#### [PROBLEM]
From the passage on Clinton campaign fundraising below, extract the wording between "Meanwhile, on social" and "the national committee.", inclusive, copying it word for word.

The early, expansive use of a jumbo-size joint fundraising committee shows how the Clinton campaign has worked to maximize donations from wealthy supporters, seizing on rules loosened by the Supreme Court.

Many states were wary of joining the effort, worried that such a partnership would be perceived as an endorsement of Clinton and might interfere with their efforts to raise money from home state donors. But campaign officials — including Marlon Marshall, Clinton’s director of state campaigns — emphasized that this was a way to strengthen the party at its roots, a message Clinton echoed in the speech she delivered at the Minneapolis meeting to DNC members.

Makes you wonder how many of those superdelegates were bought.

“I’ve never seen anything like this,” said Lawrence Noble, a former general counsel of the Federal Election Commission (FEC) who is now with the nonpartisan Campaign Legal Center. “Joint victory funds are not intended to be separate operating committees that just support a single candidate. But they appear to be turning the traditional notion of a joint committee into a Hillary fundraising committee.”

Of the $6.4 million the Hillary Victory Fund spent on operating costs last year, two-thirds went to two Washington, D.C.-area vendors that also work for the Clinton campaign: Bully Pulpit Interactive, which received $1.9 million for online ads, and Chapman Cubine Adams +Hussey, which was paid $2.4 million for direct mail solicitations, Federal Election Commission records show.

The victory fund also sponsors Clinton’s online store, allowing donors who have already given the maximum to her campaign to purchase Hillary lapel pins, caps or car magnets, with their money benefiting the party. It’s similar to the way President Obama’s online shop was run in his 2012 reelection.Aides to Sanders, whose joint fundraising committee with the DNC has not yet been active, said the Hillary Victory Fund appears to be functioning as an arm of Clinton’s campaign.

Meanwhile, on social media, today I ran into a nest of Bernie supporters who wanted to tell the world about Hillary Clinton’s old Travelgate scandal from 1993. What can one say, but argh.

Now Margot Kidder (that Margot Kidder? I think yes) writes in Counterpunch that some screwy things are going on with the money at state level.

The Alaska Democratic party, in its end of the year filing with the FEC, said it raised $43,500 from the Hillary Victory Fund with 10,000.00 dollar donations from Clinton friends and billionaires, including hedge fund manage S Donald Sussman, and Hyatt Hotel heir JB Pritzker. ( two of the several $10,000  donors to the Montana State Democratic Party) . But in the same report it said it transferred the same amount of money, $43,500 back to the DNC – .  a technically legal move that effectively obliterates federal limits on donations to the national committee.

It just becomes a way to funnel more to the DNC to support the Clinton Campaign”, said Paul S. Ryan, deputy executive director of the Campaign Legal Centre, which advocates for campaign finance reform. “It’s effectively Hillary Clinton’s team soliciting Hillary Clinton’s supporters for much bigger checks than they can give to the campaign.”

#### [DATASET EXTRACT]
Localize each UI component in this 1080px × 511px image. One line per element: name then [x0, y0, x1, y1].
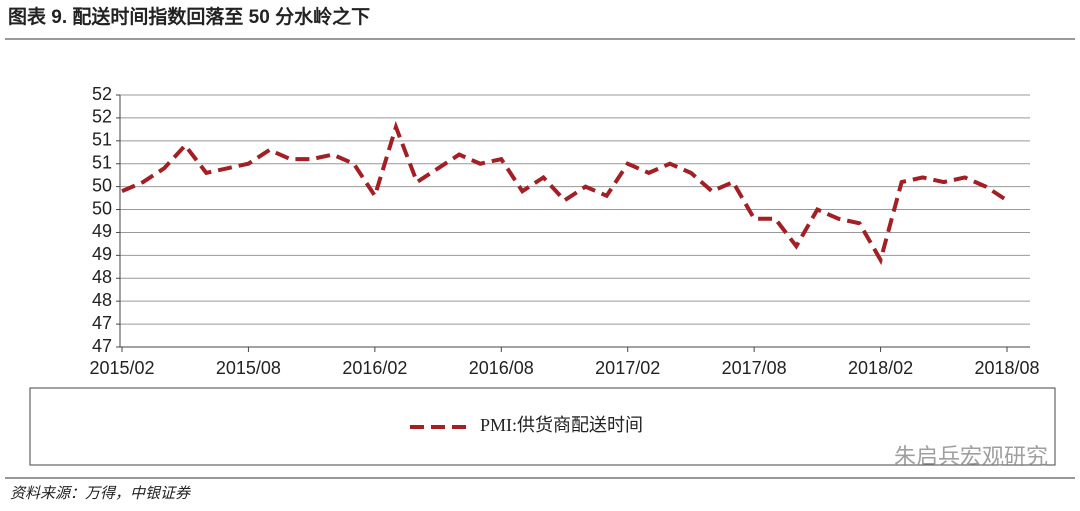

#### [SOLUTION BELOW]
Meanwhile, on social media, today I ran into a nest of Bernie supporters who wanted to tell the world about Hillary Clinton’s old Travelgate scandal from 1993. What can one say, but argh.

Now Margot Kidder (that Margot Kidder? I think yes) writes in Counterpunch that some screwy things are going on with the money at state level.

The Alaska Democratic party, in its end of the year filing with the FEC, said it raised $43,500 from the Hillary Victory Fund with 10,000.00 dollar donations from Clinton friends and billionaires, including hedge fund manage S Donald Sussman, and Hyatt Hotel heir JB Pritzker. ( two of the several $10,000  donors to the Montana State Democratic Party) . But in the same report it said it transferred the same amount of money, $43,500 back to the DNC – .  a technically legal move that effectively obliterates federal limits on donations to the national committee.